══ Excerpt provided

High-resolution and High-throughput Toxicity Assessment of Ambient PM2.5 with a Microfluidic Cell Assay

ANNA KAEHR, Guillaume Aubry, Fobang Liu, Seongbin Jo, Hang Lu, Nga Lee Ng, Georgia Institute of Technology

     Abstract Number: 531
     Working Group: Health-Related Aerosols

Abstract
PM2.5 exposure is associated with both acute respiratory effects in the short term and chronic lung disease in the long term. Due to the chemical complexity and diversity of ambient aerosols, there is a need to screen a wide range of aerosol compounds for their toxicity to develop predictions on human health. As the mechanisms of aerosol damage likely depend on the aerosol properties and chemical composition, it is also useful to monitor multiple biological phenotypes to draw a more holistic understanding of lung injury. Here, we employ a microfluidic platform to assess the impact of aerosols on murine alveolar macrophages. With automatic dilution of extracted SOA, we can continuously deliver a range of doses to the macrophages which are compartmentalized for ease of single-cell analysis. We can simultaneously measure multiple biomarkers over time, including intracellular reactive oxygen species (ROS), programmed cell death activity, and mitochondrial membrane potential (MMP). With this platform, we investigate the toxicity of PM2.5 in the Atlanta metropolitan area, a location known to have influences from both biogenic and anthropogenic sources. Our preliminary results are for the winter season, a time of year that has strong influences from prescribed burns in the southeastern United States and has elevated concentrations of biomass burning organic aerosols (BBOA) compared to biogenic aerosols. This microfluidic platform can identify cell-level responses (high-resolution) while also being a more rapid and cost-effective (high-throughput) alternative to traditional well plate cell assays, improving the ability to screen a broader set of aerosols and assess their implications on human health.

════
══ Records shown

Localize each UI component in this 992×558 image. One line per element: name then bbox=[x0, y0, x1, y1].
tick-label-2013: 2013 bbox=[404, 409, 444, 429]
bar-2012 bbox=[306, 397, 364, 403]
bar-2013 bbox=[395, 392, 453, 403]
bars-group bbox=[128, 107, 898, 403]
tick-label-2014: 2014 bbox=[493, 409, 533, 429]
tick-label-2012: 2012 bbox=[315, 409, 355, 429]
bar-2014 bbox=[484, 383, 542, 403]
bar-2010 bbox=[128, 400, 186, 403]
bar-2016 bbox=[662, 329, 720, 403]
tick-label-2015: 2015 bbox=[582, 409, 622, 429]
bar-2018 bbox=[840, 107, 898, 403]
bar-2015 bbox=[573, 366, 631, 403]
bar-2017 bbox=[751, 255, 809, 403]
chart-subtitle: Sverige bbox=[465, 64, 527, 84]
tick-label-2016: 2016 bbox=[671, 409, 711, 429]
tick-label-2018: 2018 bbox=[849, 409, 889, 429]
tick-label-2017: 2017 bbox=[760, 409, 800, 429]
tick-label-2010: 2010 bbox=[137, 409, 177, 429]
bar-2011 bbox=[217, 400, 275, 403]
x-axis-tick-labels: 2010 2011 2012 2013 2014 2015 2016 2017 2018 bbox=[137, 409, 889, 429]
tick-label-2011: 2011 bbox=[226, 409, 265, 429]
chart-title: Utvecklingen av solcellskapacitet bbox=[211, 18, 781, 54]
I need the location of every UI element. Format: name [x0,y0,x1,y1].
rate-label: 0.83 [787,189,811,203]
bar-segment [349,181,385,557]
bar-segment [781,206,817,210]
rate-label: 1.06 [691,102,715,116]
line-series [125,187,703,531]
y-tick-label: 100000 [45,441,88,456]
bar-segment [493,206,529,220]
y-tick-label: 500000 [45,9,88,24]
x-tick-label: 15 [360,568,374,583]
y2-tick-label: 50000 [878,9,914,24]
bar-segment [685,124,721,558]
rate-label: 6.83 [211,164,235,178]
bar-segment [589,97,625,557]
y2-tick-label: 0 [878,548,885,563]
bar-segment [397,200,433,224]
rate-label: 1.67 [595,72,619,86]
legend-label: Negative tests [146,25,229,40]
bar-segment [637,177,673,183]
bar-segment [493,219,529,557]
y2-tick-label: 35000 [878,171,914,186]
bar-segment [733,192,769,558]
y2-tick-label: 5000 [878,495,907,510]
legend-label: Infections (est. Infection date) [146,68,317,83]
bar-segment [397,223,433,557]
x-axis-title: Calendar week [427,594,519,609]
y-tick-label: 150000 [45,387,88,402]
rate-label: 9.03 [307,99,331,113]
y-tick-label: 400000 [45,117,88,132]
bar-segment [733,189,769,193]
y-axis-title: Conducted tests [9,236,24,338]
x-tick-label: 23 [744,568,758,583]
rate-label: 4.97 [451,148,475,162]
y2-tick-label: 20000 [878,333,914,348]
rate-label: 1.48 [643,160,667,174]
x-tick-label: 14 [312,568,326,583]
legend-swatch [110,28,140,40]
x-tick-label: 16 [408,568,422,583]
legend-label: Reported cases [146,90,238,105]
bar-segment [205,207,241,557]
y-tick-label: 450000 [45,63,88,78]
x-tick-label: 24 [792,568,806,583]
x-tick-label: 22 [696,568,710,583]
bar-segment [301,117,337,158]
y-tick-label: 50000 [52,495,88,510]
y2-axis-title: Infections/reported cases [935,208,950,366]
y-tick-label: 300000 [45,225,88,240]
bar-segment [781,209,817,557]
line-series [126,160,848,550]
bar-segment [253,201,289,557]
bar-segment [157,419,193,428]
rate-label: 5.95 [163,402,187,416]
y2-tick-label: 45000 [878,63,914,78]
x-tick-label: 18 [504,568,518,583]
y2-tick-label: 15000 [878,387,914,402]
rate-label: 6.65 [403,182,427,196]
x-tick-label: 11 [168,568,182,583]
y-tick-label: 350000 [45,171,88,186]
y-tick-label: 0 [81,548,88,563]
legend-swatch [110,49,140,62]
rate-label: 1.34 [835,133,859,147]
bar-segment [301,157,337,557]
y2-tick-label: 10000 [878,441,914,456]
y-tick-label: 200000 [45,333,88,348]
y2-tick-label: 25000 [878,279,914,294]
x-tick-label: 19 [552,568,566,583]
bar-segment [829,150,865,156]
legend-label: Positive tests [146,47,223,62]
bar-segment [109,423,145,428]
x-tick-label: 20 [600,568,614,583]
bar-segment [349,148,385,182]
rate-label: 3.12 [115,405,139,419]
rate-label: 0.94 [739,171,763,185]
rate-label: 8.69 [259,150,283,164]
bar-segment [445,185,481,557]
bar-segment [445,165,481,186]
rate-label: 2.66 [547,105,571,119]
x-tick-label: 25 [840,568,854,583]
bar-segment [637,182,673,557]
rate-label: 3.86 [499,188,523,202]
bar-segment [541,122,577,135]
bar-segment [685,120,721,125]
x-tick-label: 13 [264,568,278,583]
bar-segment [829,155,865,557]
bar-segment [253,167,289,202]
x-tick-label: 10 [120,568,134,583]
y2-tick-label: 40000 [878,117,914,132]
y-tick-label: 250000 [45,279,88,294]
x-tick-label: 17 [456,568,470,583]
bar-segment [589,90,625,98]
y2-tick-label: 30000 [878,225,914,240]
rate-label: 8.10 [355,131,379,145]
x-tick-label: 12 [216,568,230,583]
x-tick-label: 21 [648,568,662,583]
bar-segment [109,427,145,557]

════

## To do
Using the PM2.5 toxicity abstract, explain in one to three sentences why the authors consider it useful to monitor multiple biological phenotypes.

## Written response
The mechanisms by which aerosols cause damage likely depend on the aerosols' properties and chemical composition. Monitoring multiple biological phenotypes therefore helps build a more holistic understanding of lung injury.